What to work on:
Retype all of the lines below, leaving the pictures out of your answer.

^^^^^^^^^^^^^^^^

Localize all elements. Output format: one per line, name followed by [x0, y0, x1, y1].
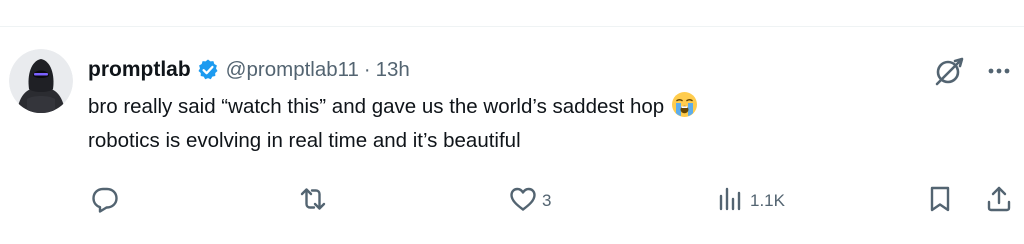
share-button[interactable]: [984, 184, 1014, 218]
separator-dot: ·: [363, 58, 371, 81]
bookmark-icon: [925, 184, 955, 219]
tweet-card[interactable]: promptlab @promptlab11 · 13h bro really …: [0, 27, 1024, 244]
share-icon: [984, 184, 1014, 219]
tweet-text: bro really said “watch this” and gave us…: [88, 95, 665, 118]
like-button[interactable]: 3: [508, 184, 551, 218]
tweet-header: promptlab @promptlab11 · 13h: [88, 55, 410, 85]
tweet-text-line-2: robotics is evolving in real time and it…: [88, 127, 521, 155]
verified-badge-icon[interactable]: [196, 58, 220, 82]
display-name[interactable]: promptlab: [88, 58, 191, 82]
repost-icon: [298, 184, 328, 219]
grok-icon[interactable]: [931, 54, 967, 90]
more-icon[interactable]: [985, 57, 1013, 85]
tweet-text-line-1: bro really said “watch this” and gave us…: [88, 91, 698, 121]
repost-button[interactable]: [298, 184, 332, 218]
like-count: 3: [542, 191, 552, 210]
like-icon: [508, 184, 538, 219]
loudly-crying-face-icon: [671, 91, 698, 118]
reply-button[interactable]: [90, 184, 124, 218]
timestamp[interactable]: 13h: [376, 58, 410, 82]
avatar[interactable]: [9, 49, 73, 113]
tweet-text: robotics is evolving in real time and it…: [88, 129, 521, 152]
handle[interactable]: @promptlab11: [226, 58, 359, 82]
views-count: 1.1K: [750, 191, 785, 210]
reply-icon: [90, 184, 120, 219]
views-icon: [716, 184, 746, 219]
bookmark-button[interactable]: [925, 184, 955, 218]
views-button[interactable]: 1.1K: [716, 184, 785, 218]
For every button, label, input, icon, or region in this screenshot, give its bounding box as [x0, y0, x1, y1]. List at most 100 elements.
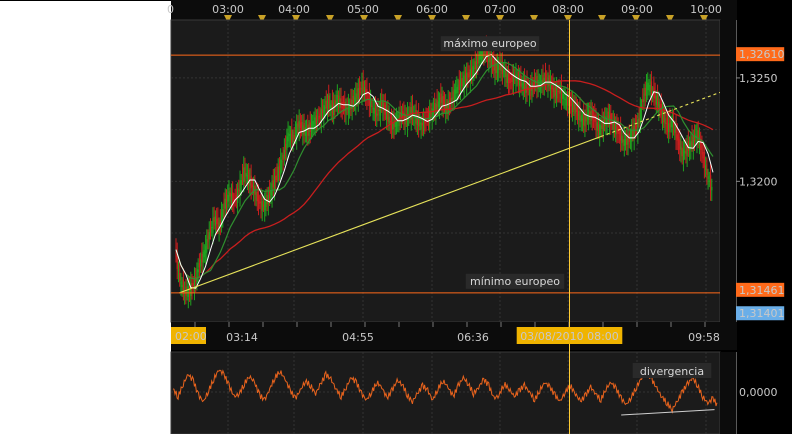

^^^^^^^^^^^^^^^^

Answer to the exercise:
Localize all elements. Output format: one per line, name followed by [x0, y0, x1, y1].
share-button[interactable]: [984, 184, 1014, 218]
separator-dot: ·: [363, 58, 371, 81]
bookmark-icon: [925, 184, 955, 219]
tweet-card[interactable]: promptlab @promptlab11 · 13h bro really …: [0, 27, 1024, 244]
share-icon: [984, 184, 1014, 219]
tweet-text: bro really said “watch this” and gave us…: [88, 95, 665, 118]
like-button[interactable]: 3: [508, 184, 551, 218]
tweet-header: promptlab @promptlab11 · 13h: [88, 55, 410, 85]
tweet-text-line-2: robotics is evolving in real time and it…: [88, 127, 521, 155]
verified-badge-icon[interactable]: [196, 58, 220, 82]
display-name[interactable]: promptlab: [88, 58, 191, 82]
repost-icon: [298, 184, 328, 219]
grok-icon[interactable]: [931, 54, 967, 90]
more-icon[interactable]: [985, 57, 1013, 85]
tweet-text-line-1: bro really said “watch this” and gave us…: [88, 91, 698, 121]
repost-button[interactable]: [298, 184, 332, 218]
like-count: 3: [542, 191, 552, 210]
like-icon: [508, 184, 538, 219]
loudly-crying-face-icon: [671, 91, 698, 118]
reply-button[interactable]: [90, 184, 124, 218]
timestamp[interactable]: 13h: [376, 58, 410, 82]
avatar[interactable]: [9, 49, 73, 113]
tweet-text: robotics is evolving in real time and it…: [88, 129, 521, 152]
handle[interactable]: @promptlab11: [226, 58, 359, 82]
views-count: 1.1K: [750, 191, 785, 210]
reply-icon: [90, 184, 120, 219]
views-icon: [716, 184, 746, 219]
bookmark-button[interactable]: [925, 184, 955, 218]
views-button[interactable]: 1.1K: [716, 184, 785, 218]
For every button, label, input, icon, or region in this screenshot, give its bounding box as [x0, y0, x1, y1]. List at most 100 elements.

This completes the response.